Отрывок:
++++++++
А Катя, напротив, втягивалась в эти подпольные партийные дела все больше и больше. И однажды, выполняя задание своей партии, она напечатала на пишущей машинке Корнея Ивановича какие-то прокламации. А на беду машинка у Корнея Ивановича была какая-то необычная, очень уж заметная. Может быть, она была даже одна такая на весь Петроград.

Короче говоря, обеих девчонок замели.

Не зная, как поведет себя на допросе Катя, Лида — на всякий случай — не стала отпираться, подтвердила, что да, действительно, напечатала на отцовской машинке прокламацию. Но Катя сразу же во всем призналась и мнимую эту вину с нее сняла.

Казалось бы, недоразумение разъяснилось и Лидию Корнеевну тут же должны были отпустить на все четыре стороны. Но даже в те, вегетарианские, как назвала их Ахматова, времена чекисты так просто не выпускали тех, кто уже попался им в лапы. Обвинение в печатании прокламации отпало, но оставалось посещение подпольных собраний.

Поначалу она это обвинение отрицала, и когда ей дали понять, что ее там видели, попыталась даже намекнуть, что, быть может, чекистские осведомители ошиблись, приняв за нее какую-то другую девицу. Но следователь только усмехнулся в ответ:

— Нет, никакой ошибки тут быть не могло. Уж очень, знаете ли, внешность у вас, — тут он нашел точное, профессиональное слово, — неконспиративная…

Короче говоря, обеих девчонок приговорили к ссылке. Куда сослали Катю, я не запомнил. А Лиду — в Саратов.

Ссылка была, в общем, не такая уж страшная. Но сложностей было немало. Начать с того, что поселиться там, в Саратове, можно было, только сняв у кого-нибудь комнатенку или хотя бы угол. А начальство довольно строго предписывало местным жителям ни в коем случае никакого жилья ссыльнопоселенцам не сдавать.
++++++++
Строки, выбранные из коллекции
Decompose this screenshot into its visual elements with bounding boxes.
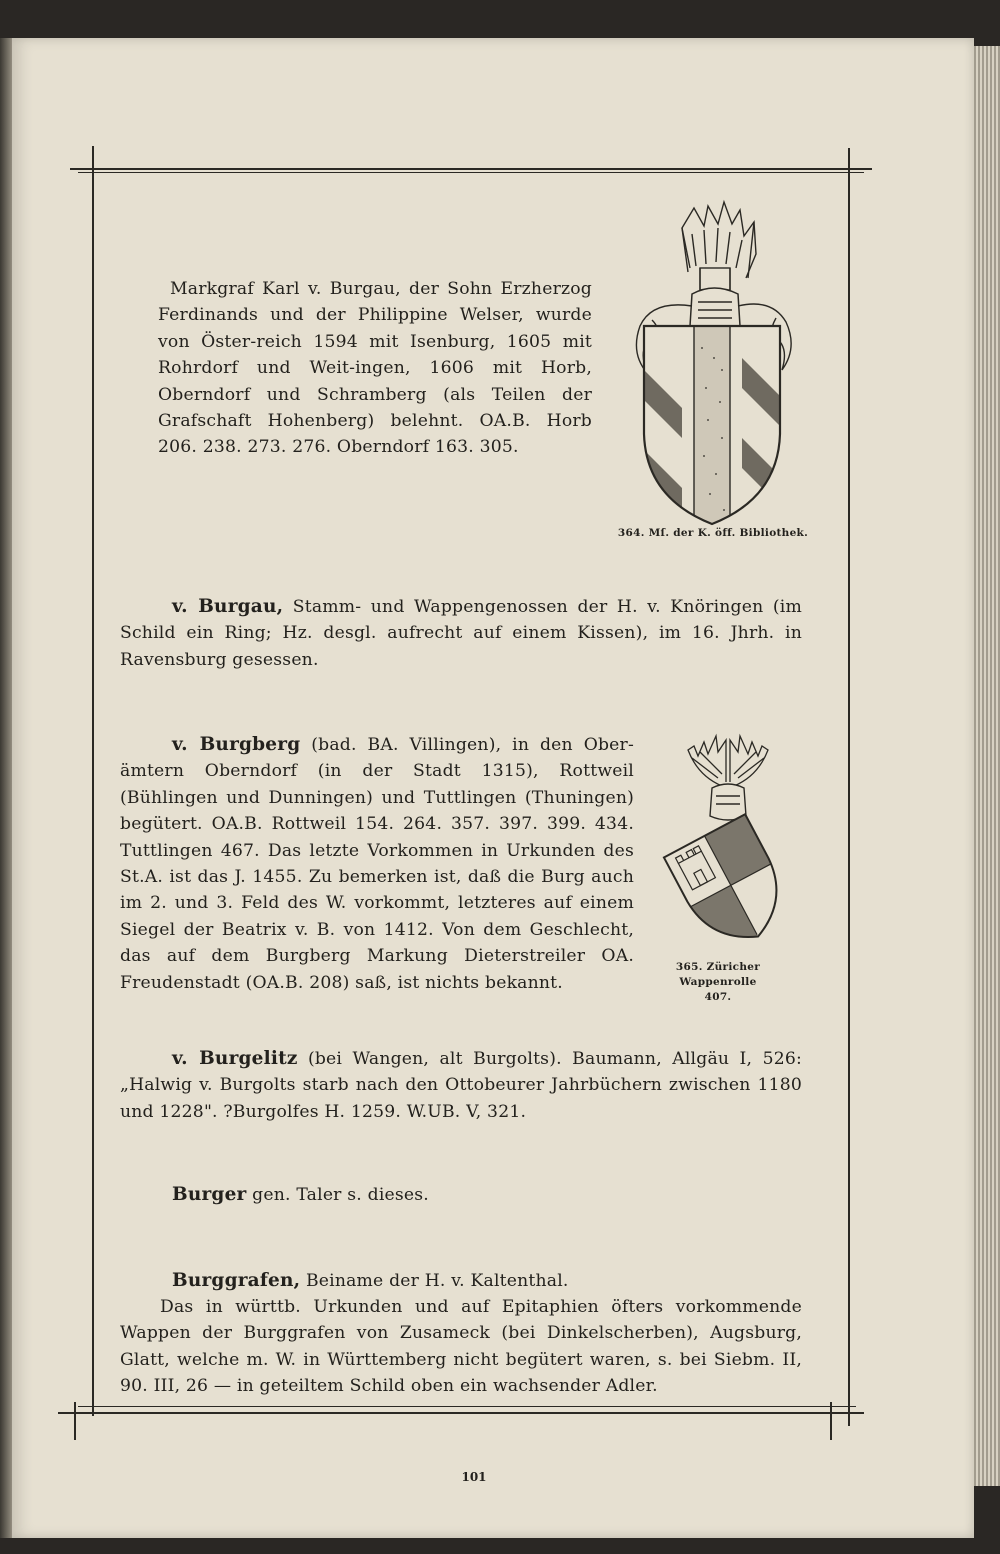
frame-top-inner-rule [78,172,864,173]
entry-markgraf-karl: Markgraf Karl v. Burgau, der Sohn Erzherzog Ferdinands und der Philippine Welser, wurde von Öster-reich 1594 mit Isenburg, 1605 mit Rohrdorf und Weit-ingen, 1606 mit Horb, Oberndorf und Schramberg (als Teilen der Grafschaft Hohenberg) belehnt. OA.B. Horb 206. 238. 273. 276. Oberndorf 163. 305. [158,279,592,458]
frame-left-tick [74,1402,76,1440]
coat-of-arms-365 [668,730,788,960]
entry-burggrafen-first: Beiname der H. v. Kaltenthal. [305,1271,569,1291]
headword-burgelitz: v. Burgelitz [172,1048,298,1069]
frame-bottom-inner-rule [78,1406,856,1407]
entry-burggrafen-head [120,1268,802,1294]
headword-burgau: v. Burgau, [172,596,284,617]
entry-burgau [120,594,802,673]
page-number: 101 [461,1470,487,1484]
frame-bottom-rule [58,1412,864,1414]
frame-right-tick [830,1402,832,1440]
entry-burger [120,1182,802,1208]
headword-burger: Burger [172,1184,247,1205]
entry-burgau-text: Stamm- und Wappengenossen der H. v. Knöringen (im Schild ein Ring; Hz. desgl. aufrecht auf einem Kissen), im 16. Jhrh. in Ravensburg gesessen. [120,597,802,670]
book-page [12,38,974,1538]
entry-burggrafen-text: Das in württb. Urkunden und auf Epitaphien öfters vorkommende Wappen der Burggrafen von Zusameck (bei Dinkelscherben), Augsburg, Glatt, welche m. W. in Württemberg nicht begütert waren, s. bei Siebm. II, 90. III, 26 — in geteiltem Schild oben ein wachsender Adler. [120,1297,802,1397]
headword-burgberg: v. Burgberg [172,734,301,755]
page-fore-edge [974,46,1000,1486]
caption-fig-365 [650,960,786,1005]
caption-fig-365-line1: 365. Züricher Wappenrolle [675,961,761,988]
caption-fig-364: 364. Mſ. der K. öff. Bibliothek. [617,527,809,539]
entry-burgberg-text: (bad. BA. Villingen), in den Ober-ämtern Oberndorf (in der Stadt 1315), Rottweil (Bühlingen und Dunningen) und Tuttlingen (Thuningen) begütert. OA.B. Rottweil 154. 264. 357. 397. 399. 434. Tuttlingen 467. Das letzte Vorkommen in Urkunden des St.A. ist das J. 1455. Zu bemerken ist, daß die Burg auch im 2. und 3. Feld des W. vorkommt, letzteres auf einem Siegel der Beatrix v. B. von 1412. Von dem Geschlecht, das auf dem Burgberg Markung Dieterstreiler OA. Freudenstadt (OA.B. 208) saß, ist nichts bekannt. [120,735,634,993]
frame-right-rule [848,148,850,1426]
frame-left-rule [92,146,94,1416]
entry-burgberg [120,732,634,996]
entry-burgelitz-text: (bei Wangen, alt Burgolts). Baumann, Allgäu I, 526: „Halwig v. Burgolts starb nach den Ottobeurer Jahrbüchern zwischen 1180 und 1228". ?Burgolfes H. 1259. W.UB. V, 321. [120,1049,802,1122]
coat-of-arms-364 [622,198,802,528]
entry-burger-text: gen. Taler s. dieses. [252,1185,429,1205]
headword-burggrafen: Burggrafen, [172,1270,301,1291]
entry-burgelitz [120,1046,802,1125]
caption-fig-365-line2: 407. [704,991,732,1003]
frame-top-rule [70,168,872,170]
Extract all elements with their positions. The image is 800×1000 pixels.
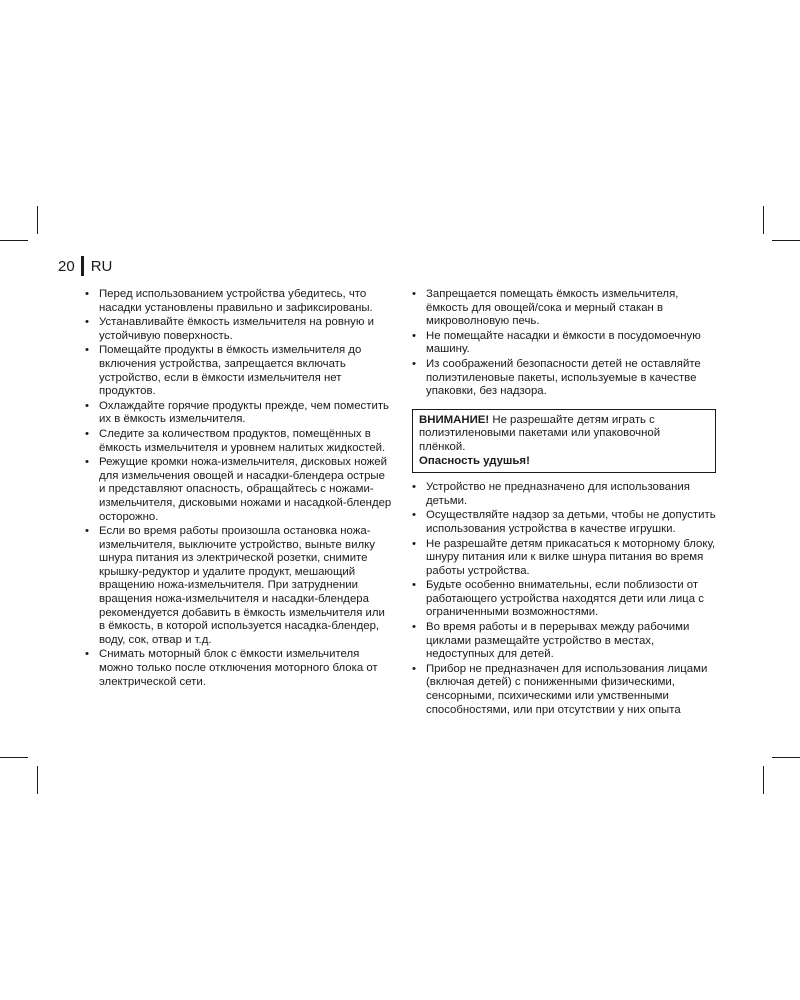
list-item: • Снимать моторный блок с ёмкости измельчителя можно только после отключения моторного блока от электрической сети. bbox=[85, 648, 393, 689]
list-item: • Следите за количеством продуктов, помещённых в ёмкость измельчителя и уровнем налитых жидкостей. bbox=[85, 428, 393, 455]
page-header bbox=[58, 256, 112, 276]
list-item: • Из соображений безопасности детей не оставляйте полиэтиленовые пакеты, используемые в качестве упаковки, без надзора. bbox=[412, 358, 716, 399]
crop-mark-top-right-vertical bbox=[763, 206, 764, 234]
list-item: • Запрещается помещать ёмкость измельчителя, ёмкость для овощей/сока и мерный стакан в микроволновую печь. bbox=[412, 288, 716, 329]
list-item: • Перед использованием устройства убедитесь, что насадки установлены правильно и зафиксированы. bbox=[85, 288, 393, 315]
warning-label: ВНИМАНИЕ! bbox=[419, 413, 490, 426]
right-bullet-list-top bbox=[412, 288, 716, 399]
list-item: • Во время работы и в перерывах между рабочими циклами размещайте устройство в местах, недоступных для детей. bbox=[412, 621, 716, 662]
list-item: • Будьте особенно внимательны, если поблизости от работающего устройства находятся дети или лица с ограниченными возможностями. bbox=[412, 579, 716, 620]
right-bullet-list-bottom bbox=[412, 481, 716, 717]
language-code: RU bbox=[90, 257, 113, 275]
crop-mark-top-left-vertical bbox=[37, 206, 38, 234]
crop-mark-bottom-right-horizontal bbox=[772, 757, 800, 758]
warning-box bbox=[412, 409, 716, 473]
list-item: • Устанавливайте ёмкость измельчителя на ровную и устойчивую поверхность. bbox=[85, 316, 393, 343]
header-divider bbox=[81, 256, 84, 276]
crop-mark-bottom-right-vertical bbox=[763, 766, 764, 794]
list-item: • Охлаждайте горячие продукты прежде, чем поместить их в ёмкость измельчителя. bbox=[85, 400, 393, 427]
list-item: • Помещайте продукты в ёмкость измельчителя до включения устройства, запрещается включать устройство, если в ёмкости измельчителя нет продуктов. bbox=[85, 344, 393, 398]
page-number: 20 bbox=[58, 257, 75, 275]
list-item: • Осуществляйте надзор за детьми, чтобы не допустить использования устройства в качестве игрушки. bbox=[412, 509, 716, 536]
left-column bbox=[85, 288, 393, 690]
warning-danger: Опасность удушья! bbox=[419, 454, 530, 467]
list-item: • Режущие кромки ножа-измельчителя, дисковых ножей для измельчения овощей и насадки-блендера острые и представляют опасность, обращайтесь с ножами-измельчителя, дисковыми ножами и насадкой-блендер осторожно. bbox=[85, 456, 393, 524]
list-item: • Если во время работы произошла остановка ножа-измельчителя, выключите устройство, выньте вилку шнура питания из электрической розетки, снимите крышку-редуктор и удалите продукт, мешающий вращению ножа-измельчителя. При затруднении вращения ножа-измельчителя и насадки-блендера рекомендуется добавить в ёмкость измельчителя или в ёмкость, в которой используется насадка-блендер, воду, сок, отвар и т.д. bbox=[85, 525, 393, 647]
list-item: • Не помещайте насадки и ёмкости в посудомоечную машину. bbox=[412, 330, 716, 357]
list-item: • Не разрешайте детям прикасаться к моторному блоку, шнуру питания или к вилке шнура питания во время работы устройства. bbox=[412, 538, 716, 579]
right-column bbox=[412, 288, 716, 718]
warning-text: Не разрешайте детям играть с полиэтиленовыми пакетами или упаковочной плёнкой. bbox=[419, 413, 661, 453]
crop-mark-bottom-left-vertical bbox=[37, 766, 38, 794]
crop-mark-top-left-horizontal bbox=[0, 240, 28, 241]
list-item: • Устройство не предназначено для использования детьми. bbox=[412, 481, 716, 508]
list-item: • Прибор не предназначен для использования лицами (включая детей) с пониженными физическими, сенсорными, психическими или умственными способностями, или при отсутствии у них опыта bbox=[412, 663, 716, 717]
left-bullet-list bbox=[85, 288, 393, 689]
crop-mark-top-right-horizontal bbox=[772, 240, 800, 241]
crop-mark-bottom-left-horizontal bbox=[0, 757, 28, 758]
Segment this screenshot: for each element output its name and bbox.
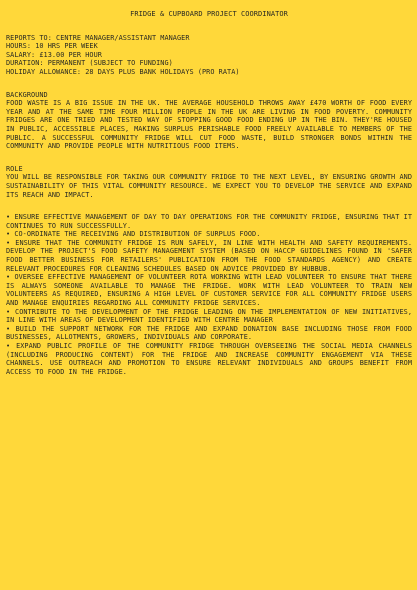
list-item xyxy=(6,230,412,239)
role-section xyxy=(6,165,412,199)
reports-to-line: REPORTS TO: CENTRE MANAGER/ASSISTANT MANAGER xyxy=(6,33,190,42)
responsibilities-section xyxy=(6,213,412,376)
bullet-icon: • xyxy=(6,238,11,247)
list-item-text: ENSURE EFFECTIVE MANAGEMENT OF DAY TO DAY OPERATIONS FOR THE COMMUNITY FRIDGE, ENSURING THAT IT CONTINUES TO RUN SUCCESSFULLY. xyxy=(6,213,412,230)
bullet-icon: • xyxy=(6,230,11,239)
bullet-icon: • xyxy=(6,342,11,350)
list-item xyxy=(6,308,412,325)
responsibilities-list xyxy=(6,213,412,376)
role-text: YOU WILL BE RESPONSIBLE FOR TAKING OUR COMMUNITY FRIDGE TO THE NEXT LEVEL, BY ENSURING GROWTH AND SUSTAINABILITY OF THIS VITAL COMMUNITY RESOURCE. WE EXPECT YOU TO DEVELOP THE SERVICE AND EXPAND ITS REACH AND IMPACT. xyxy=(6,173,412,199)
list-item-text: CONTRIBUTE TO THE DEVELOPMENT OF THE FRIDGE LEADING ON THE IMPLEMENTATION OF NEW INITIATIVES, IN LINE WITH AREAS OF DEVELOPMENT IDENTIFIED WITH CENTRE MANAGER xyxy=(6,307,412,325)
bullet-icon: • xyxy=(6,324,11,333)
job-details xyxy=(6,34,412,77)
bullet-icon: • xyxy=(6,213,11,222)
page-title: FRIDGE & CUPBOARD PROJECT COORDINATOR xyxy=(130,10,288,18)
background-heading: BACKGROUND xyxy=(6,90,48,99)
list-item xyxy=(6,342,412,376)
hours-line: HOURS: 10 HRS PER WEEK xyxy=(6,42,98,51)
list-item xyxy=(6,239,412,273)
bullet-icon: • xyxy=(6,307,11,316)
bullet-icon: • xyxy=(6,273,11,282)
list-item xyxy=(6,325,412,342)
list-item-text: ENSURE THAT THE COMMUNITY FRIDGE IS RUN SAFELY, IN LINE WITH HEALTH AND SAFETY REQUIREMENTS. DEVELOP THE PROJECT'S FOOD SAFETY MANAGEMENT SYSTEM (BASED ON HACCP GUIDELINES FOUND IN 'SAFER FOOD BETTER BUSINESS FOR RETAILERS' PUBLICATION FROM THE FOOD STANDARDS AGENCY) AND CREATE RELEVANT PROCEDURES FOR CLEANING SCHEDULES BASED ON ADVICE PROVIDED BY HUBBUB. xyxy=(6,238,412,273)
holiday-allowance-line: HOLIDAY ALLOWANCE: 28 DAYS PLUS BANK HOLIDAYS (PRO RATA) xyxy=(6,67,240,76)
salary-line: SALARY: £13.00 PER HOUR xyxy=(6,50,102,59)
list-item-text: OVERSEE EFFECTIVE MANAGEMENT OF VOLUNTEER ROTA WORKING WITH LEAD VOLUNTEER TO ENSURE THAT THERE IS ALWAYS SOMEONE AVAILABLE TO MANAGE THE FRIDGE. WORK WITH LEAD VOLUNTEER TO TRAIN NEW VOLUNTEERS AS REQUIRED, ENSURING A HIGH LEVEL OF CUSTOMER SERVICE FOR ALL COMMUNITY FRIDGE USERS AND MANAGE ENQUIRIES REGARDING ALL COMMUNITY FRIDGE SERVICES. xyxy=(6,273,412,308)
list-item-text: EXPAND PUBLIC PROFILE OF THE COMMUNITY FRIDGE THROUGH OVERSEEING THE SOCIAL MEDIA CHANNELS (INCLUDING PRODUCING CONTENT) FOR THE FRIDGE AND INCREASE COMMUNITY ENGAGEMENT VIA THESE CHANNELS. USE OUTREACH AND PROMOTION TO ENSURE RELEVANT INDIVIDUALS AND GROUPS BENEFIT FROM ACCESS TO FOOD IN THE FRIDGE. xyxy=(6,342,412,376)
list-item xyxy=(6,213,412,230)
list-item xyxy=(6,273,412,307)
background-section xyxy=(6,91,412,151)
role-heading: ROLE xyxy=(6,164,23,173)
background-text: FOOD WASTE IS A BIG ISSUE IN THE UK. THE AVERAGE HOUSEHOLD THROWS AWAY £470 WORTH OF FOOD EVERY YEAR AND AT THE SAME TIME FOUR MILLION PEOPLE IN THE UK ARE LIVING IN FOOD POVERTY. COMMUNITY FRIDGES ARE ONE TRIED AND TESTED WAY OF STOPPING GOOD FOOD ENDING UP IN THE BIN. THEY'RE HOUSED IN PUBLIC, ACCESSIBLE PLACES, MAKING SURPLUS PERISHABLE FOOD FREELY AVAILABLE TO MEMBERS OF THE PUBLIC. A SUCCESSFUL COMMUNITY FRIDGE WILL CUT FOOD WASTE, BUILD STRONGER BONDS WITHIN THE COMMUNITY AND PROVIDE PEOPLE WITH NUTRITIOUS FOOD ITEMS. xyxy=(6,99,412,151)
list-item-text: BUILD THE SUPPORT NETWORK FOR THE FRIDGE AND EXPAND DONATION BASE INCLUDING THOSE FROM FOOD BUSINESSES, ALLOTMENTS, GROWERS, INDIVIDUALS AND CORPORATE. xyxy=(6,324,413,342)
duration-line: DURATION: PERMANENT (SUBJECT TO FUNDING) xyxy=(6,59,173,68)
list-item-text: CO-ORDINATE THE RECEIVING AND DISTRIBUTION OF SURPLUS FOOD. xyxy=(14,230,261,239)
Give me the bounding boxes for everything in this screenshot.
++++++++
Что сделать:
Ответьте на вопросы по отрывку.
1. На чьей пишущей машинке Катя напечатала прокламации?
2. Какое обвинение против Лиды осталось после того, как отпало обвинение в печатании прокламации?
3. Куда сослали Лиду?

Ответ ниже:
1. На машинке Корнея Ивановича.
2. Посещение подпольных собраний.
3. В Саратов.